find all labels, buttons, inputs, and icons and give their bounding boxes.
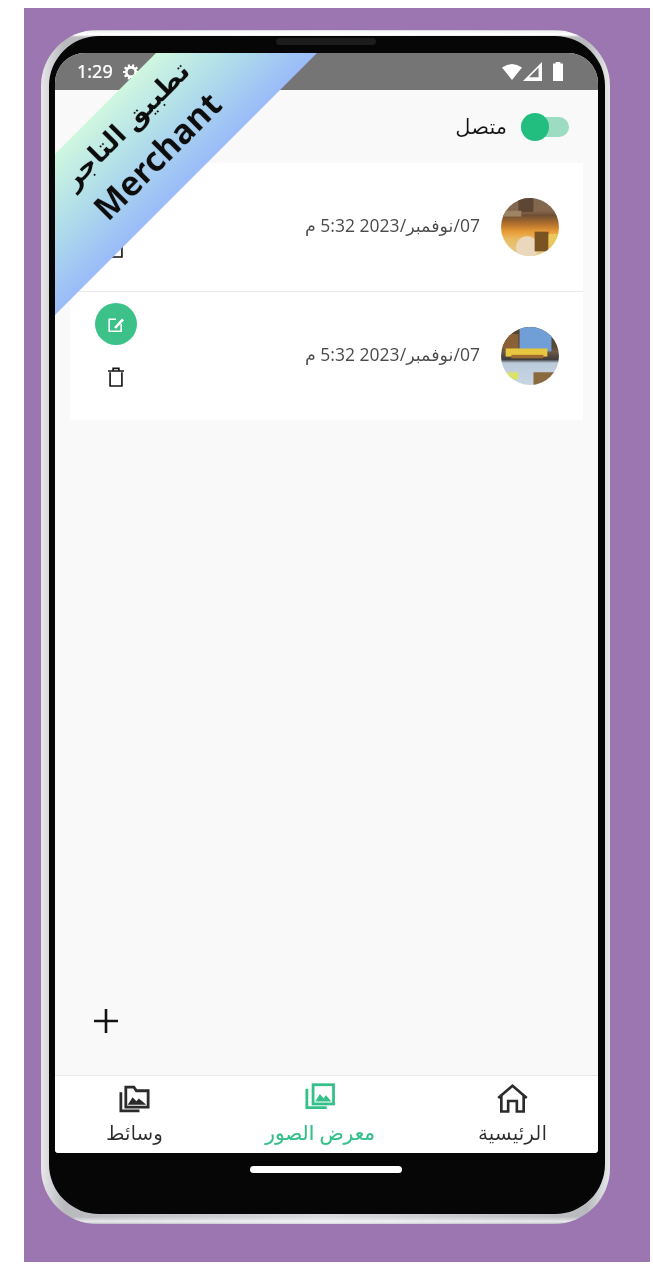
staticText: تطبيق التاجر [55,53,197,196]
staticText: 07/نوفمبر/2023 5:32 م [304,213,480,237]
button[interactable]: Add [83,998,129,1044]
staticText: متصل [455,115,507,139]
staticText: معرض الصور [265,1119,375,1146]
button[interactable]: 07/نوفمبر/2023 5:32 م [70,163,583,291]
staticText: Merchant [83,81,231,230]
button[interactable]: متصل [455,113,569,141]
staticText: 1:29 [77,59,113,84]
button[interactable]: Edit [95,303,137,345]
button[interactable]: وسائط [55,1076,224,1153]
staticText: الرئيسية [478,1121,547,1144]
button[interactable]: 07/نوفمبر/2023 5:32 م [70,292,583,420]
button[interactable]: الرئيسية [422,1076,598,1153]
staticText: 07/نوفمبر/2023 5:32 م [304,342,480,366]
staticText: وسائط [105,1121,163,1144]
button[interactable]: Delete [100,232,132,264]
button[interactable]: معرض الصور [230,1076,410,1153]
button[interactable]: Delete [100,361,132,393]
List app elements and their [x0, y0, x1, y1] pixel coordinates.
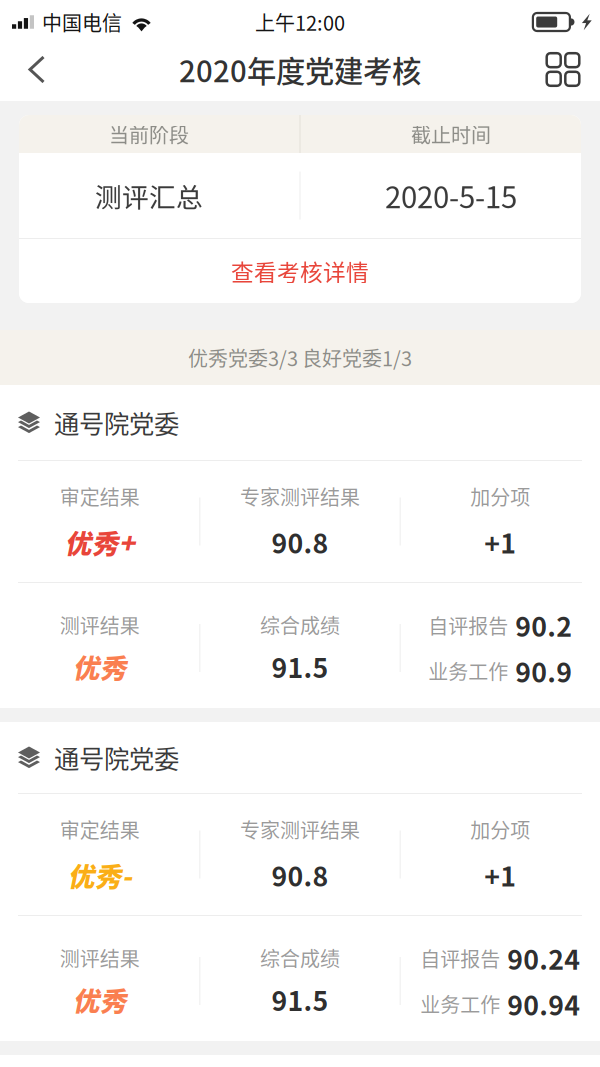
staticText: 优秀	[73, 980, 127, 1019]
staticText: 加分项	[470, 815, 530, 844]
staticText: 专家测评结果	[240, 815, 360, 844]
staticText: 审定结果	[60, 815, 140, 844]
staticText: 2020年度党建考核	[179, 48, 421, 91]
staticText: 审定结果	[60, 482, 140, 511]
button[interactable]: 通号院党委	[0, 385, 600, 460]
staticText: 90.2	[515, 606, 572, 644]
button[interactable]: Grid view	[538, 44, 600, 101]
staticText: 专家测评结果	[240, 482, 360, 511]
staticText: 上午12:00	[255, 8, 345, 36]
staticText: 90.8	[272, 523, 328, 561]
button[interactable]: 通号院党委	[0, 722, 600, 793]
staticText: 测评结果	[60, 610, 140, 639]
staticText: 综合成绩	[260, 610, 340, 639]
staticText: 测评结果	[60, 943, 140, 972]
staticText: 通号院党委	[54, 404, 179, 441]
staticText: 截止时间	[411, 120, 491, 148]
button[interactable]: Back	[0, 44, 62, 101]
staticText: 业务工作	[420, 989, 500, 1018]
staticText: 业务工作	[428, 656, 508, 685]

• _WRITTEN TASK_:
Copy out, character for character, everything in the listing above from the line containing "980, 127, 1019]" down to the end of the listing.

• _RESULT_:
staticText: 优秀	[73, 980, 127, 1019]
staticText: 加分项	[470, 815, 530, 844]
staticText: 专家测评结果	[240, 815, 360, 844]
staticText: 审定结果	[60, 815, 140, 844]
staticText: 2020年度党建考核	[179, 48, 421, 91]
staticText: 审定结果	[60, 482, 140, 511]
button[interactable]: 通号院党委	[0, 385, 600, 460]
staticText: 90.2	[515, 606, 572, 644]
button[interactable]: Grid view	[538, 44, 600, 101]
staticText: 专家测评结果	[240, 482, 360, 511]
staticText: 上午12:00	[255, 8, 345, 36]
staticText: 90.8	[272, 523, 328, 561]
button[interactable]: 通号院党委	[0, 722, 600, 793]
staticText: 测评结果	[60, 610, 140, 639]
staticText: 综合成绩	[260, 610, 340, 639]
staticText: 测评结果	[60, 943, 140, 972]
staticText: 通号院党委	[54, 404, 179, 441]
staticText: 截止时间	[411, 120, 491, 148]
button[interactable]: Back	[0, 44, 62, 101]
staticText: 业务工作	[420, 989, 500, 1018]
staticText: 业务工作	[428, 656, 508, 685]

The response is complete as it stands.